Task statement
Output all records precisely as written.

----- Task input -----

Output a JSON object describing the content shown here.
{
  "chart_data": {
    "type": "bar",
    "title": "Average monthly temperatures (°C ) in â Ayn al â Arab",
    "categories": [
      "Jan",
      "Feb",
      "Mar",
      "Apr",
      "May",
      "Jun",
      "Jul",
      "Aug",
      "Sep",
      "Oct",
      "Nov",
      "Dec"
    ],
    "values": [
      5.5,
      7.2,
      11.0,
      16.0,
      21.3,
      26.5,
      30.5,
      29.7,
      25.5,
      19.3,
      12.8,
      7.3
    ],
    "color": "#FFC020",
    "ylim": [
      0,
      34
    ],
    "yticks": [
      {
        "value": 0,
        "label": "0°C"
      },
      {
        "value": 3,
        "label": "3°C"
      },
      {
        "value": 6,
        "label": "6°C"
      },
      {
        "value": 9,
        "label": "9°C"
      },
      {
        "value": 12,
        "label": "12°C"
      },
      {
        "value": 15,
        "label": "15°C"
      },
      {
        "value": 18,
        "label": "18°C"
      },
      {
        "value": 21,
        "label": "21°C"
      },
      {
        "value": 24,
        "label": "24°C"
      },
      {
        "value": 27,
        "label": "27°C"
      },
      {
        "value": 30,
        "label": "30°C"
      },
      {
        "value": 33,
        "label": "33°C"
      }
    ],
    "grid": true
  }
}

-----

Worked solution
Output a JSON object describing the content shown here.
{
  "chart_data": {
    "type": "bar",
    "title": "Average monthly temperatures (°C ) in â Ayn al â Arab",
    "categories": [
      "Jan",
      "Feb",
      "Mar",
      "Apr",
      "May",
      "Jun",
      "Jul",
      "Aug",
      "Sep",
      "Oct",
      "Nov",
      "Dec"
    ],
    "values": [
      5.5,
      7.2,
      11.0,
      16.0,
      21.3,
      26.5,
      30.5,
      29.7,
      25.5,
      19.3,
      12.8,
      7.3
    ],
    "color": "#FFC020",
    "ylim": [
      0,
      34
    ],
    "yticks": [
      {
        "value": 0,
        "label": "0°C"
      },
      {
        "value": 3,
        "label": "3°C"
      },
      {
        "value": 6,
        "label": "6°C"
      },
      {
        "value": 9,
        "label": "9°C"
      },
      {
        "value": 12,
        "label": "12°C"
      },
      {
        "value": 15,
        "label": "15°C"
      },
      {
        "value": 18,
        "label": "18°C"
      },
      {
        "value": 21,
        "label": "21°C"
      },
      {
        "value": 24,
        "label": "24°C"
      },
      {
        "value": 27,
        "label": "27°C"
      },
      {
        "value": 30,
        "label": "30°C"
      },
      {
        "value": 33,
        "label": "33°C"
      }
    ],
    "grid": true
  }
}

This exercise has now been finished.